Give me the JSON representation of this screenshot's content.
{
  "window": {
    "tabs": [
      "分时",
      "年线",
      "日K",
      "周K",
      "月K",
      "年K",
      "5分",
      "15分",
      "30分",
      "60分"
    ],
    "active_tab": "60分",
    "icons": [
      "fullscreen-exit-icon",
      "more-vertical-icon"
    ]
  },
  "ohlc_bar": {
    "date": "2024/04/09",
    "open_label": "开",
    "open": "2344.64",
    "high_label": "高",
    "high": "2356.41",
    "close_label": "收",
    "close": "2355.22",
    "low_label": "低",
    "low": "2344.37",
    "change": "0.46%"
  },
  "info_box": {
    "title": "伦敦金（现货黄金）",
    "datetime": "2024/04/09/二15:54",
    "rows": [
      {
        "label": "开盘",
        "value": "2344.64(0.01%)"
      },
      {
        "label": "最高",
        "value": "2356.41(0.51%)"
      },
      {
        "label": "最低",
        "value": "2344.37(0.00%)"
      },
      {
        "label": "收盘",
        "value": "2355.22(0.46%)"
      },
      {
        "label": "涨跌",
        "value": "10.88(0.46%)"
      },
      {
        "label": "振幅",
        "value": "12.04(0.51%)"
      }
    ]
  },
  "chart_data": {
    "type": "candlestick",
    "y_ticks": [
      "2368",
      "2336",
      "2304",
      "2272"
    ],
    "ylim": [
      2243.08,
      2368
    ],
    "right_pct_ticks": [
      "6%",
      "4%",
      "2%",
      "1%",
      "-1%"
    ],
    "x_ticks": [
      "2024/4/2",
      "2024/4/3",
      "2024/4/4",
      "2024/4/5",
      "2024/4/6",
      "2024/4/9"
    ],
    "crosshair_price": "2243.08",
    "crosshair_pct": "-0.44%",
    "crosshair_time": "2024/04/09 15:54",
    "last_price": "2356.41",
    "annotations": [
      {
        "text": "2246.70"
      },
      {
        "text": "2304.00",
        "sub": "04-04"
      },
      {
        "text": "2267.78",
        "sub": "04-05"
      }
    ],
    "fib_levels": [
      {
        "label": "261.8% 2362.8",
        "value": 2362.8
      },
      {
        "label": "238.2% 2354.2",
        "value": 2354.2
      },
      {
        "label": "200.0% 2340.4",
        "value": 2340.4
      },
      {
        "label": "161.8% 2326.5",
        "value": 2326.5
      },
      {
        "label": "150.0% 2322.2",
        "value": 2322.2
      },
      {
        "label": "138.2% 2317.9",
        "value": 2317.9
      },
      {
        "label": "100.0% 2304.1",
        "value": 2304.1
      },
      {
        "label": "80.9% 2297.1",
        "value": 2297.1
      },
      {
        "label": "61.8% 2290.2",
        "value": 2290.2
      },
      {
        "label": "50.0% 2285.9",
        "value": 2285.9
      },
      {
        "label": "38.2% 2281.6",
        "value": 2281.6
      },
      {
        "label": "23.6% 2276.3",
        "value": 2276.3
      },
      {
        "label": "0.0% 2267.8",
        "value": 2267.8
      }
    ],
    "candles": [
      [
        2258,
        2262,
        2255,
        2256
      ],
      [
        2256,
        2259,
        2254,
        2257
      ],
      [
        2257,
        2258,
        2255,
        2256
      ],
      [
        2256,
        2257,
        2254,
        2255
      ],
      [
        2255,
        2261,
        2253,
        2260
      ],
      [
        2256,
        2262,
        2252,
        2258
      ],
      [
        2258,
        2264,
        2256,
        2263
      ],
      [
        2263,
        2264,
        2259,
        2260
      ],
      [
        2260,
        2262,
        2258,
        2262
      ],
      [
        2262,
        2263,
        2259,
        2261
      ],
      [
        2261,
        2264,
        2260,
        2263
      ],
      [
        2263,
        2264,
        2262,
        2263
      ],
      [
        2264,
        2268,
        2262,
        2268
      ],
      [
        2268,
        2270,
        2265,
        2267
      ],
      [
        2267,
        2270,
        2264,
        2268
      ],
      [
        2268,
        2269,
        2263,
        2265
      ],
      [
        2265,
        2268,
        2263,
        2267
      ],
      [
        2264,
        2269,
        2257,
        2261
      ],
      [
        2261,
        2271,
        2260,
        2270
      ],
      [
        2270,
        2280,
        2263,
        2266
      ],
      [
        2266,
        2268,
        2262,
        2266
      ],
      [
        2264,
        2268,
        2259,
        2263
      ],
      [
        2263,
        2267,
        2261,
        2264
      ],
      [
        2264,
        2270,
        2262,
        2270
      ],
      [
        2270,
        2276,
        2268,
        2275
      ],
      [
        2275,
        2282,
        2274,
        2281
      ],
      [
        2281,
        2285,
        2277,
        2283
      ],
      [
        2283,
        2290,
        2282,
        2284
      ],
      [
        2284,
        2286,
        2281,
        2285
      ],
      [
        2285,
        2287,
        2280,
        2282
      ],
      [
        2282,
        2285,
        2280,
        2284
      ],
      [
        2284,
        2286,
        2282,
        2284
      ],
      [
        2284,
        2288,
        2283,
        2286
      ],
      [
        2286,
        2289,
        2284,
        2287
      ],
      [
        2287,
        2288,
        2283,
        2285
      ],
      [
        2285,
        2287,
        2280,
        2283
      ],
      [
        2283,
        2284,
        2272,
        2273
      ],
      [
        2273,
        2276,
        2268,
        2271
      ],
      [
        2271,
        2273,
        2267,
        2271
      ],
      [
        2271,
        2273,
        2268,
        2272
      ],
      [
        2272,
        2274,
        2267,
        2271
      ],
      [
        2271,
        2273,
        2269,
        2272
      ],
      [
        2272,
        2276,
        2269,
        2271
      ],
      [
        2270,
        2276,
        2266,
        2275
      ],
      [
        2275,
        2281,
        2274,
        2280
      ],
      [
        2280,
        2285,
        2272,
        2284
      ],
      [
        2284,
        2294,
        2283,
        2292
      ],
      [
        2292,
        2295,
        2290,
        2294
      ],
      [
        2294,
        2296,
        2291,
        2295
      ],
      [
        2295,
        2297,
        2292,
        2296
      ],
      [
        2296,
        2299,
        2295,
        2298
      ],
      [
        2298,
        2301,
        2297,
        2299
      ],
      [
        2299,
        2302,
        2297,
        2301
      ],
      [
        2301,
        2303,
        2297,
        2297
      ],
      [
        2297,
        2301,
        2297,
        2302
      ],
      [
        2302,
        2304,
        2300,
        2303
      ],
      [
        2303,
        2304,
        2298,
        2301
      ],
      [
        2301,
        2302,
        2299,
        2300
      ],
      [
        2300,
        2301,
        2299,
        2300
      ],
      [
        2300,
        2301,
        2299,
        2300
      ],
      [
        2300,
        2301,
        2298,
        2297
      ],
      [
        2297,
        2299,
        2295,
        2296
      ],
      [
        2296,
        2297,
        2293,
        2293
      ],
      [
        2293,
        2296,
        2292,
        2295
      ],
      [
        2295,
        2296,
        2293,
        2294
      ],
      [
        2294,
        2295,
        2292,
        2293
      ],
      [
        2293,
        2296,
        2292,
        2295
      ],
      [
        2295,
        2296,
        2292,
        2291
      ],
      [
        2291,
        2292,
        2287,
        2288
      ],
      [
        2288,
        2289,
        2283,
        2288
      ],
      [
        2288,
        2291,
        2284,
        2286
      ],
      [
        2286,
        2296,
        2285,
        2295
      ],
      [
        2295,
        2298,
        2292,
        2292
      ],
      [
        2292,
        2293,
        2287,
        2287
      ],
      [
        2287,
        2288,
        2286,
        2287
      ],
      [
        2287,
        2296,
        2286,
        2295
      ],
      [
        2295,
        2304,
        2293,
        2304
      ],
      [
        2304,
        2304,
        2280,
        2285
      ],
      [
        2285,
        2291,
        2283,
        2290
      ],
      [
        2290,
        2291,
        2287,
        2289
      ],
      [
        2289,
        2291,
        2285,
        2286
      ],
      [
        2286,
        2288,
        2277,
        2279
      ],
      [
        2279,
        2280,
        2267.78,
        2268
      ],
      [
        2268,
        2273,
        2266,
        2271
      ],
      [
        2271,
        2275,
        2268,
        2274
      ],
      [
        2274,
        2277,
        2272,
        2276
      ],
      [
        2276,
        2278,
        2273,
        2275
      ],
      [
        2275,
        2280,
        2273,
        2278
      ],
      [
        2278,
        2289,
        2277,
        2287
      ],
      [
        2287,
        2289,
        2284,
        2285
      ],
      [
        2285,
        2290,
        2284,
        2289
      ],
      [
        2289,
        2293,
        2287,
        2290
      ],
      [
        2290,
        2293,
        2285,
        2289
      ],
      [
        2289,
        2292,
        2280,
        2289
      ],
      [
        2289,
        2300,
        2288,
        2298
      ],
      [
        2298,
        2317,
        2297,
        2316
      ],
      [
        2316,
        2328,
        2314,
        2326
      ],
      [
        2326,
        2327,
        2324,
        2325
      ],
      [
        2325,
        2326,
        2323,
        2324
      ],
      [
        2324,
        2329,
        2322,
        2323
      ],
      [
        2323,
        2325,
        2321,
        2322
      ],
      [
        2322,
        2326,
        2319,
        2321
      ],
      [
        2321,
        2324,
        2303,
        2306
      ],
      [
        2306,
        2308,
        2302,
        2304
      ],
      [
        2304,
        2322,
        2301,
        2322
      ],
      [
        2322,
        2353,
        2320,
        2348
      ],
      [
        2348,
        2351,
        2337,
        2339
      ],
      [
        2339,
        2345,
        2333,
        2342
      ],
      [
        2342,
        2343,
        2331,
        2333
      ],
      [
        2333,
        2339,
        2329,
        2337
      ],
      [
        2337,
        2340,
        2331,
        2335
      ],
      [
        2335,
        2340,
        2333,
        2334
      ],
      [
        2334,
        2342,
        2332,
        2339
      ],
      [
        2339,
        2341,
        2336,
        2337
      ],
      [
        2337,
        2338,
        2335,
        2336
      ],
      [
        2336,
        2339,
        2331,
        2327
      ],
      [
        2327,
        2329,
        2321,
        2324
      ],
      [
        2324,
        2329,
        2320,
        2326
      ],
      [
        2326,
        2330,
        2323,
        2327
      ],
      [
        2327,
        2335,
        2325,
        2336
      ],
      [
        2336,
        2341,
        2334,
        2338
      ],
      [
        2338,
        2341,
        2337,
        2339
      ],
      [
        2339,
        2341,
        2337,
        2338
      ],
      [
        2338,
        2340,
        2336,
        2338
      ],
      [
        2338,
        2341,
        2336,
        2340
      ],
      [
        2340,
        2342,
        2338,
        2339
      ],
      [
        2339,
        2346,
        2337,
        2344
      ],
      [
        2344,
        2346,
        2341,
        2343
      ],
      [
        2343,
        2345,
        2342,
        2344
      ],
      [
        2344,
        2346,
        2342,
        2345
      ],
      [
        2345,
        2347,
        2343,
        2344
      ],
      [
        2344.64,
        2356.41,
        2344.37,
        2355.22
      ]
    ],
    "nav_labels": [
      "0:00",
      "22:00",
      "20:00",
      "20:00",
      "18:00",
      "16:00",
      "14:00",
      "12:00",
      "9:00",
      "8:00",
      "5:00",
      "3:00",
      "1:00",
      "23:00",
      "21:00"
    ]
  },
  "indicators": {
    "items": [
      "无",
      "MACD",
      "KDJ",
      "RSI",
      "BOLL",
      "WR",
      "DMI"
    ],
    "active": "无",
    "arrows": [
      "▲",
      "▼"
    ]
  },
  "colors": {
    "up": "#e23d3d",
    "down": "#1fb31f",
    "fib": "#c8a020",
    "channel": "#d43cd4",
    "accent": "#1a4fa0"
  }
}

- [PROBLEM TO WORK ON]:
Your task is to list each line of the records with the word "text".

- [RESULT OF THIS EXERCISE]:
        "text": "2246.70"
        "text": "2304.00",
        "text": "2267.78",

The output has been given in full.